• WRITTEN REQUEST
Transcribe exactly the lines from the one containing "Transcribe the text in this document." through the end of the data, both included. Leave out pictures.

▶

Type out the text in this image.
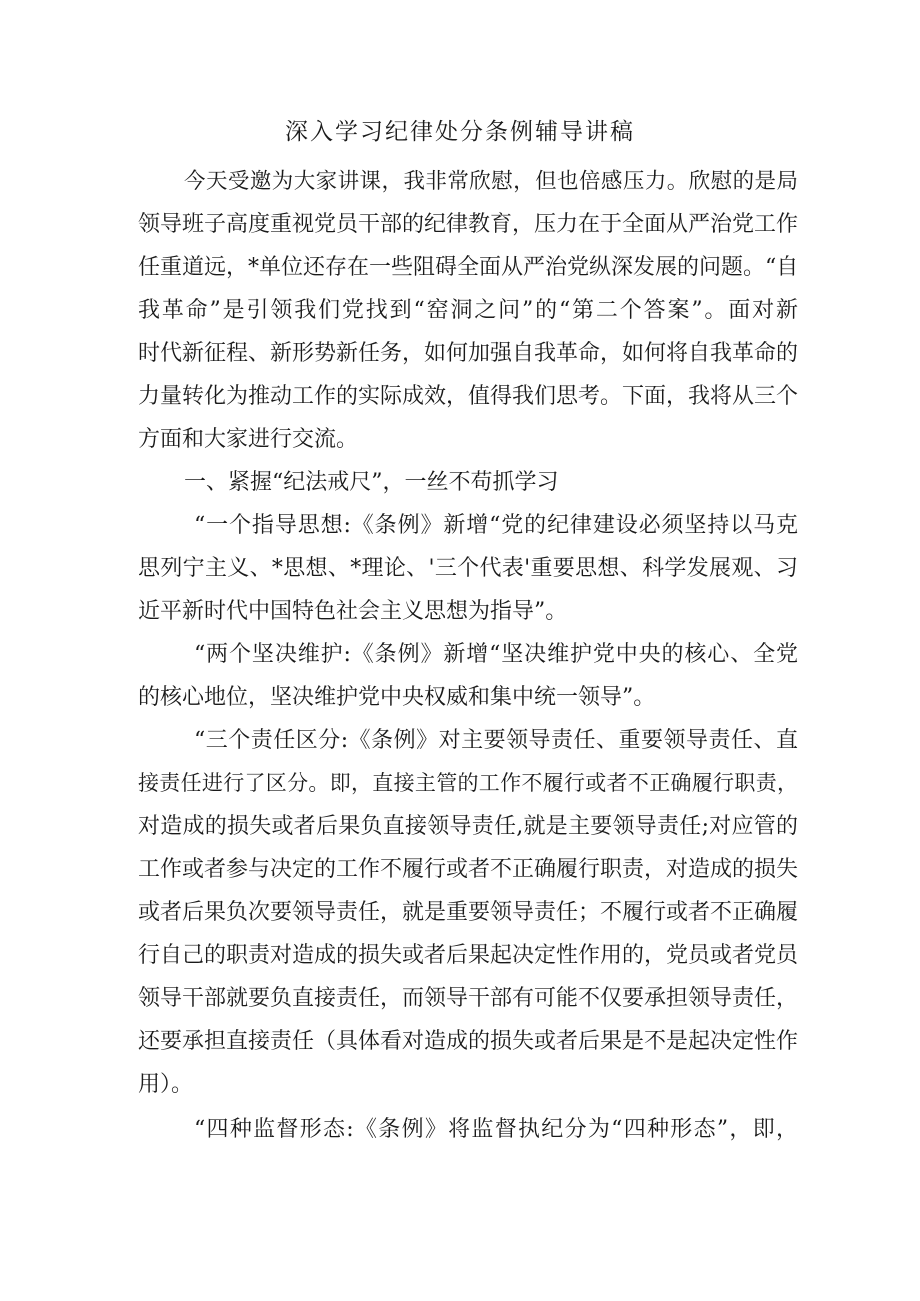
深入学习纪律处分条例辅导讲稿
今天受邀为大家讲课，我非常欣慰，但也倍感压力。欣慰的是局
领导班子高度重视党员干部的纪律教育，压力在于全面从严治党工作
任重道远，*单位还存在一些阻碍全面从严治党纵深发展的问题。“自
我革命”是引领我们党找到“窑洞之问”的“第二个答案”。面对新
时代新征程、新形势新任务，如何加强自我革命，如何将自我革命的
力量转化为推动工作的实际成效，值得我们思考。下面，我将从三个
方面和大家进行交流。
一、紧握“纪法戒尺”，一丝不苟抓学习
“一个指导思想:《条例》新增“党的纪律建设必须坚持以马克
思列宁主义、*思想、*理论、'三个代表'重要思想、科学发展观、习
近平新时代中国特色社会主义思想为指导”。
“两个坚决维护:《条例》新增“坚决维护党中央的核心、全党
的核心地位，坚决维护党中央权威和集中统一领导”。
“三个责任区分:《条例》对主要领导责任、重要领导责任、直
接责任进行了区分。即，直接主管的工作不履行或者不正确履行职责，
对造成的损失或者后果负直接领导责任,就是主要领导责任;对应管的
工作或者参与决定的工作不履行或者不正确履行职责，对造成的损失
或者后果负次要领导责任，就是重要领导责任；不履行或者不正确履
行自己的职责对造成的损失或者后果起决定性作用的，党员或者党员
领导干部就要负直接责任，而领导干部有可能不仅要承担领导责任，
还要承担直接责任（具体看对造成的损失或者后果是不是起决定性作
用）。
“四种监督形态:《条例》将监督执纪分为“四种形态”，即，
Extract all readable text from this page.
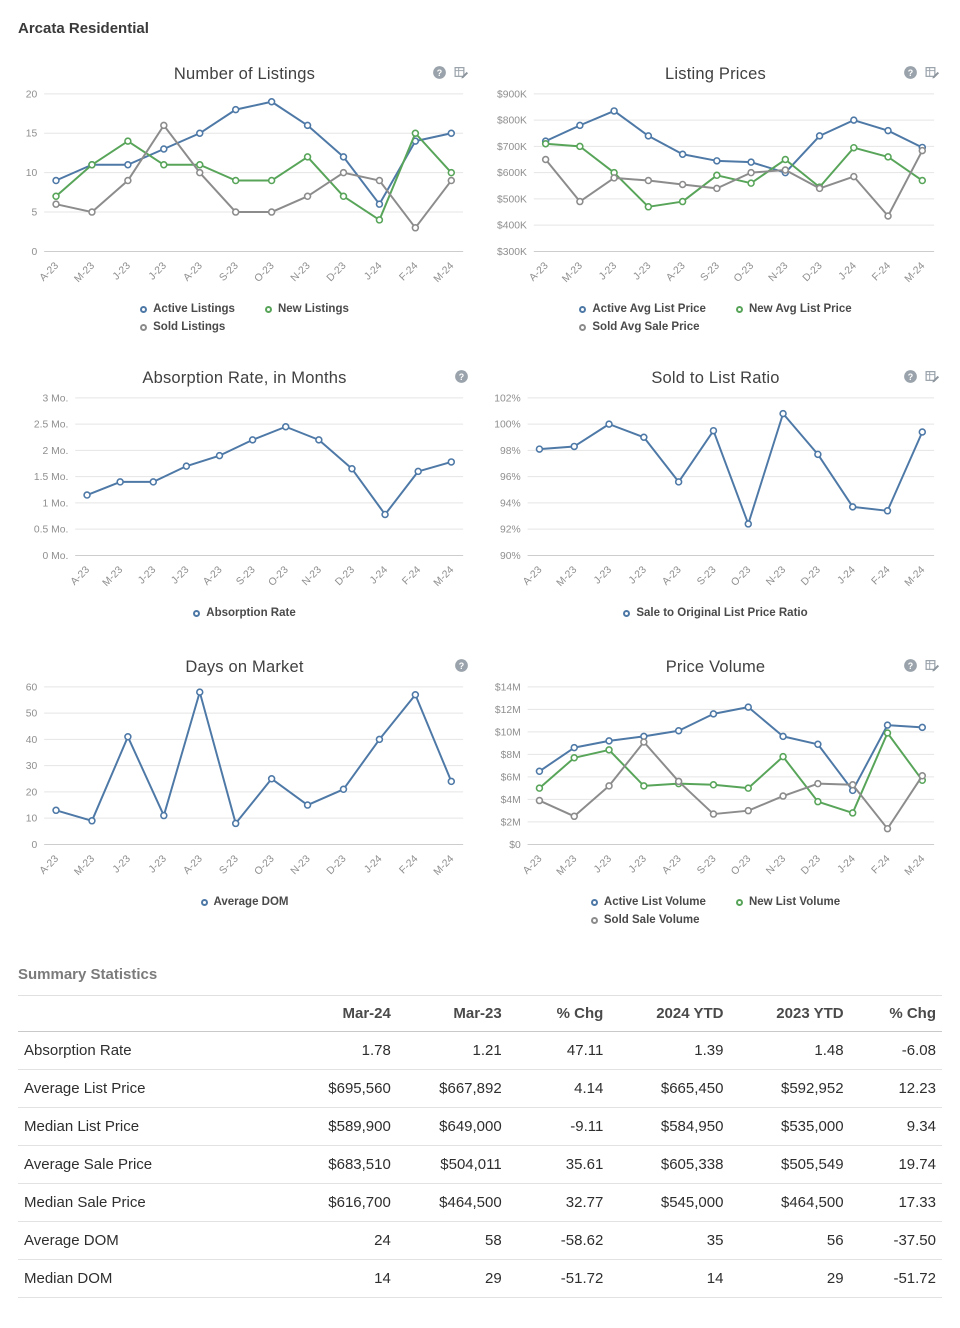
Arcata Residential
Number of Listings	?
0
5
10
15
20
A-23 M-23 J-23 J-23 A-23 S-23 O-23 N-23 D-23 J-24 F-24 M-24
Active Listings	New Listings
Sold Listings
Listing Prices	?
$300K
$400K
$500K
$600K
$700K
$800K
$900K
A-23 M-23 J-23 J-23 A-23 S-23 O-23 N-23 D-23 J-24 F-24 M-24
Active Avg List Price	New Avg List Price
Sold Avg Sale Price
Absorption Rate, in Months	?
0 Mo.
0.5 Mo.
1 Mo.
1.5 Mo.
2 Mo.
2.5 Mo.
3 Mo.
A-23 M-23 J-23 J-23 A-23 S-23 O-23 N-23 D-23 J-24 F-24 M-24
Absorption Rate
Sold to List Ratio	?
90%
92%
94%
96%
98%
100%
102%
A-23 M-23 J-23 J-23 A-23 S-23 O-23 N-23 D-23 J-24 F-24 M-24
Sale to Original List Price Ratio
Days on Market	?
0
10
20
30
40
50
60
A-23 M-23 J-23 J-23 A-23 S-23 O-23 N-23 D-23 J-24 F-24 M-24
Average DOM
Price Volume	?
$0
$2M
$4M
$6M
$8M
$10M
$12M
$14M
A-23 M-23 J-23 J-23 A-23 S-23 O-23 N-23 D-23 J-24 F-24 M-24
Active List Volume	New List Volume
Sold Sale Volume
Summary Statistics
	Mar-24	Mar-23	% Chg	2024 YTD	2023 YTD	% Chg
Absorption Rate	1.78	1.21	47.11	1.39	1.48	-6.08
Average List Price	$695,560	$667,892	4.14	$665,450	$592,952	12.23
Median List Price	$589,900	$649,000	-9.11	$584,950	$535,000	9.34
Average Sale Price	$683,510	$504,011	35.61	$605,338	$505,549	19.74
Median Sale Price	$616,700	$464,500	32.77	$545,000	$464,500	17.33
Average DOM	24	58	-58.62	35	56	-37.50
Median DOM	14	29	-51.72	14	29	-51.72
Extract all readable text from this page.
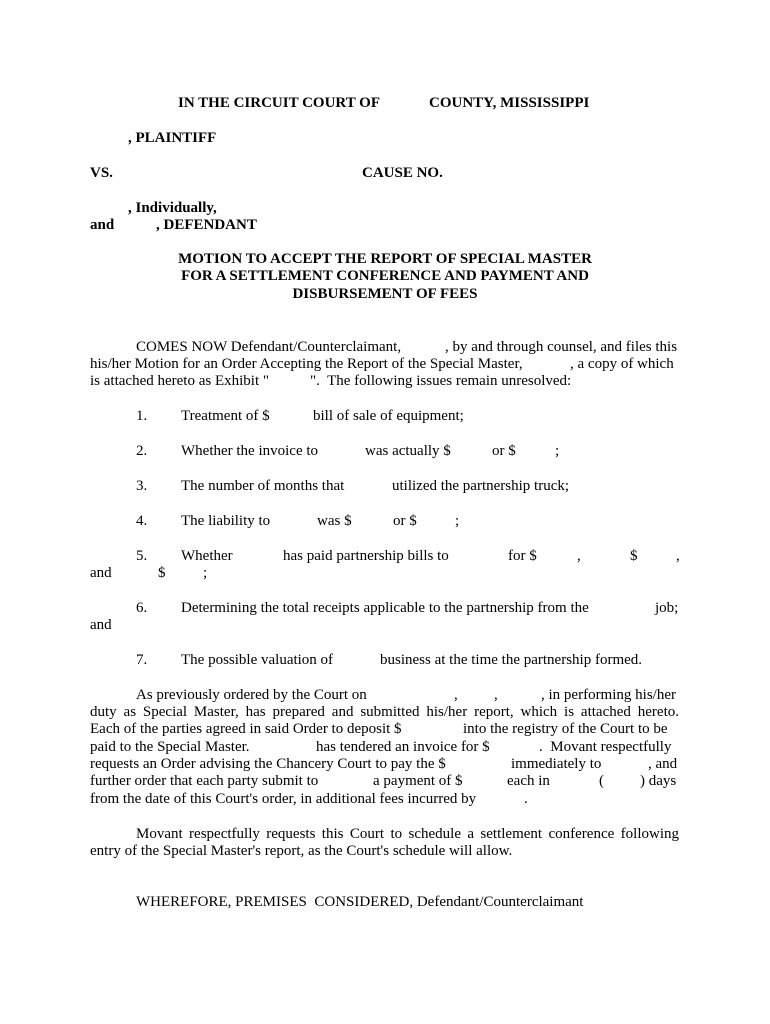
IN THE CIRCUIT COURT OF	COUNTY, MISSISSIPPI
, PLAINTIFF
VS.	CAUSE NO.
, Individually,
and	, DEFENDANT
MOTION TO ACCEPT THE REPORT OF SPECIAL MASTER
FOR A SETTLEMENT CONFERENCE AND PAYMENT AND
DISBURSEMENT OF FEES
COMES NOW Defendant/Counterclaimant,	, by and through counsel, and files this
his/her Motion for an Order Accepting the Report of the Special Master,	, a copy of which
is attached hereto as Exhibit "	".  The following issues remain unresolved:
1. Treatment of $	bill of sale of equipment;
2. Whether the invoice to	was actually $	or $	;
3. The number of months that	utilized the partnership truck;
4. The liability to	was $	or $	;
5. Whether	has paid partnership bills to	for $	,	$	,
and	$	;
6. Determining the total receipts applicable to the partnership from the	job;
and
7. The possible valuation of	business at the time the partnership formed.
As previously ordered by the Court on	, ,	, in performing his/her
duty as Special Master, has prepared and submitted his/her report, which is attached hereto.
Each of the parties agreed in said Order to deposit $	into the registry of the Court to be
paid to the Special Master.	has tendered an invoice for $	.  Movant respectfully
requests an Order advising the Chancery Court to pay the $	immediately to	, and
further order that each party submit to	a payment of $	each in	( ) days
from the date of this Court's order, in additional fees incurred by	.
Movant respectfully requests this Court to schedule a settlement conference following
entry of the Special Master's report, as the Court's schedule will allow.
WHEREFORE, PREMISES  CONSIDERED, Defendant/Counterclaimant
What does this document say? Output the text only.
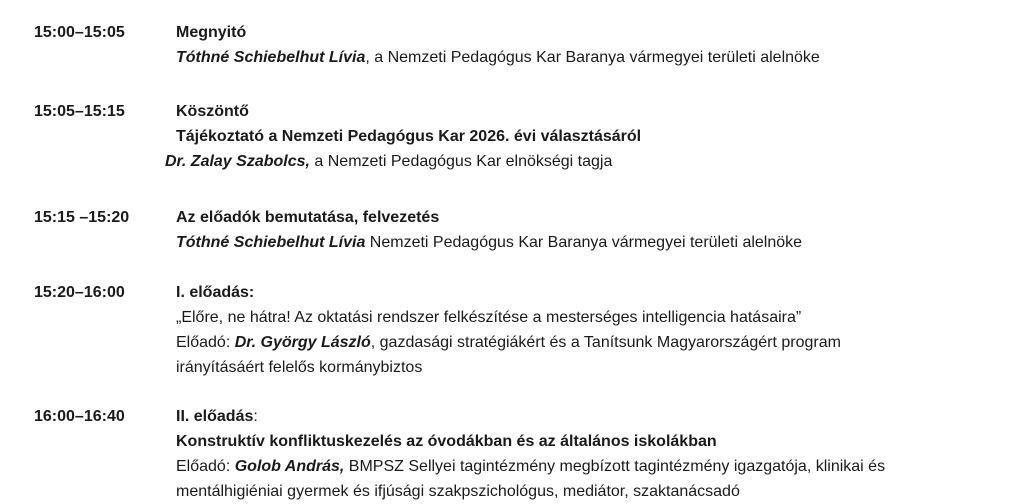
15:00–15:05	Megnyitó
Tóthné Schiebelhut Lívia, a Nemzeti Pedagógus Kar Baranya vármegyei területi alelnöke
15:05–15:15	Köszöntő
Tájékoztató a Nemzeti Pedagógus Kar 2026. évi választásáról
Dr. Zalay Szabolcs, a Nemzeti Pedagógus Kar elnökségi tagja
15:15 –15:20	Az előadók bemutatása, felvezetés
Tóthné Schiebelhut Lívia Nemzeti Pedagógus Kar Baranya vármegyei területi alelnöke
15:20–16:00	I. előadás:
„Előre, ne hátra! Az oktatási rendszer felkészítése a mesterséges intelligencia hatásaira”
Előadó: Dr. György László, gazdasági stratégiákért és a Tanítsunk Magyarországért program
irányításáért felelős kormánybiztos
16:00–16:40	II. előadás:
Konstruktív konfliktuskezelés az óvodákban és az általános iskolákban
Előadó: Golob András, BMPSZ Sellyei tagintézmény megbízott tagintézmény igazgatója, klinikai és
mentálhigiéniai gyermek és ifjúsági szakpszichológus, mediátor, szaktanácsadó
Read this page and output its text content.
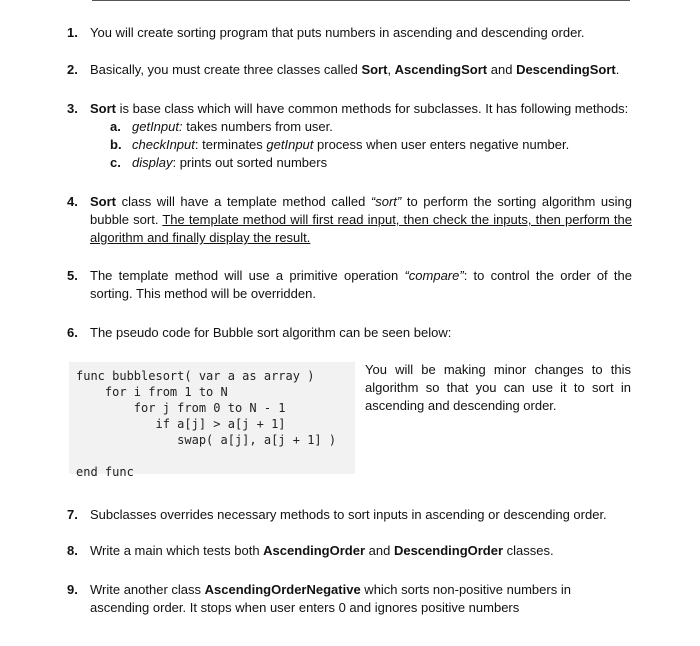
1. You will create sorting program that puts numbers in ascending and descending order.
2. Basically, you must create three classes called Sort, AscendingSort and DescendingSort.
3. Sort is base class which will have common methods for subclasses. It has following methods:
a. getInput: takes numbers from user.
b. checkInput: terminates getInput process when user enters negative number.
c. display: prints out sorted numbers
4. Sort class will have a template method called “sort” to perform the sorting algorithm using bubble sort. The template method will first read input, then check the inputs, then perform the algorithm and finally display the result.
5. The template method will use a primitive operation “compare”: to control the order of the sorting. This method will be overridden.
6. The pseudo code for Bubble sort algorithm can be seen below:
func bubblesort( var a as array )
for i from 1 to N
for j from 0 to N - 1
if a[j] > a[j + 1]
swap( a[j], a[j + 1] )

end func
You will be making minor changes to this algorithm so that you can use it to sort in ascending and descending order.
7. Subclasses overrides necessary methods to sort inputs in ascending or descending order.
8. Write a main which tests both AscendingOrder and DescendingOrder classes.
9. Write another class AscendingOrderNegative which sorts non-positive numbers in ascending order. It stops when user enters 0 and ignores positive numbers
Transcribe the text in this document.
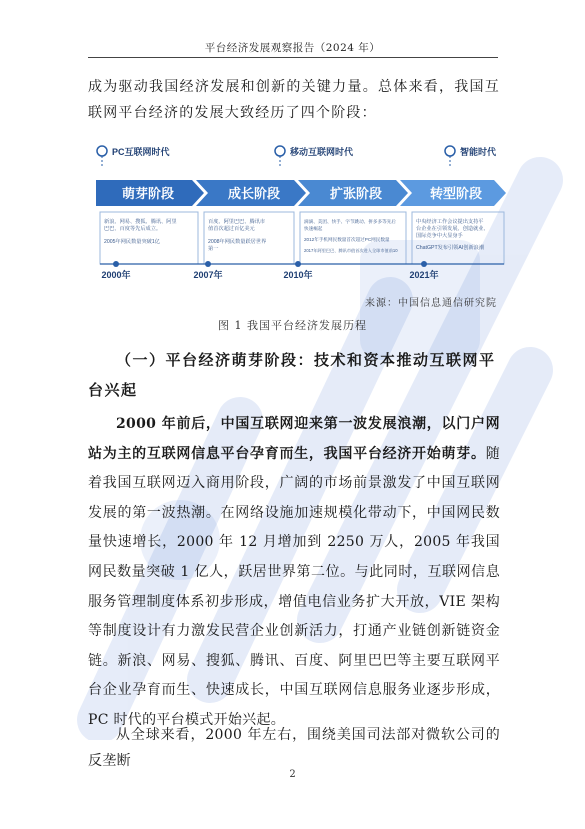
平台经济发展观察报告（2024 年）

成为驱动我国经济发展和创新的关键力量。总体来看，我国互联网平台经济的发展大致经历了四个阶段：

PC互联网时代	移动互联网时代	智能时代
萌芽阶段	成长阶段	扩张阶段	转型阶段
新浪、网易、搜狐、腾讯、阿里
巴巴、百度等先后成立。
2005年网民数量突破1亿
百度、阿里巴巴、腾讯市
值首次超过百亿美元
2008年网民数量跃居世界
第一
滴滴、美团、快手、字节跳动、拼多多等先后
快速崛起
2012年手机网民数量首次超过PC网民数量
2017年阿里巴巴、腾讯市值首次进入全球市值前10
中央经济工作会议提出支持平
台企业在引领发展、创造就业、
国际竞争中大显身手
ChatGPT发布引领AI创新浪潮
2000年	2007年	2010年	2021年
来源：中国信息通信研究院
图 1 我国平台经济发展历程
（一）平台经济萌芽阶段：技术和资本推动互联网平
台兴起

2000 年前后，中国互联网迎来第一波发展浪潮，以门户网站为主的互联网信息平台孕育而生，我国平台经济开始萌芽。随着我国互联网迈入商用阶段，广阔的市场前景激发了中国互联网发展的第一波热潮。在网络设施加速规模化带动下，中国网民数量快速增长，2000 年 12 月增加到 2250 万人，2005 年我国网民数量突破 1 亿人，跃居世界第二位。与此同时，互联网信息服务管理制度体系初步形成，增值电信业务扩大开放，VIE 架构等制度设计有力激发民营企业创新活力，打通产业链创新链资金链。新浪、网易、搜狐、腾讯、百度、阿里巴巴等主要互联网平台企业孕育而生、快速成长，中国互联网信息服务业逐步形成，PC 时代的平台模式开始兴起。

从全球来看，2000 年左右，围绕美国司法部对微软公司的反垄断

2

◀

• IN RESPONSE
Transcribe the text in this document.
平台经济发展观察报告（2024 年）

成为驱动我国经济发展和创新的关键力量。总体来看，我国互联网平台经济的发展大致经历了四个阶段：

PC互联网时代	移动互联网时代	智能时代
萌芽阶段	成长阶段	扩张阶段	转型阶段
新浪、网易、搜狐、腾讯、阿里
巴巴、百度等先后成立。
2005年网民数量突破1亿
百度、阿里巴巴、腾讯市
值首次超过百亿美元
2008年网民数量跃居世界
第一
滴滴、美团、快手、字节跳动、拼多多等先后
快速崛起
2012年手机网民数量首次超过PC网民数量
2017年阿里巴巴、腾讯市值首次进入全球市值前10
中央经济工作会议提出支持平
台企业在引领发展、创造就业、
国际竞争中大显身手
ChatGPT发布引领AI创新浪潮
2000年	2007年	2010年	2021年
来源：中国信息通信研究院
图 1 我国平台经济发展历程
（一）平台经济萌芽阶段：技术和资本推动互联网平
台兴起

2000 年前后，中国互联网迎来第一波发展浪潮，以门户网站为主的互联网信息平台孕育而生，我国平台经济开始萌芽。随着我国互联网迈入商用阶段，广阔的市场前景激发了中国互联网发展的第一波热潮。在网络设施加速规模化带动下，中国网民数量快速增长，2000 年 12 月增加到 2250 万人，2005 年我国网民数量突破 1 亿人，跃居世界第二位。与此同时，互联网信息服务管理制度体系初步形成，增值电信业务扩大开放，VIE 架构等制度设计有力激发民营企业创新活力，打通产业链创新链资金链。新浪、网易、搜狐、腾讯、百度、阿里巴巴等主要互联网平台企业孕育而生、快速成长，中国互联网信息服务业逐步形成，PC 时代的平台模式开始兴起。

从全球来看，2000 年左右，围绕美国司法部对微软公司的反垄断

2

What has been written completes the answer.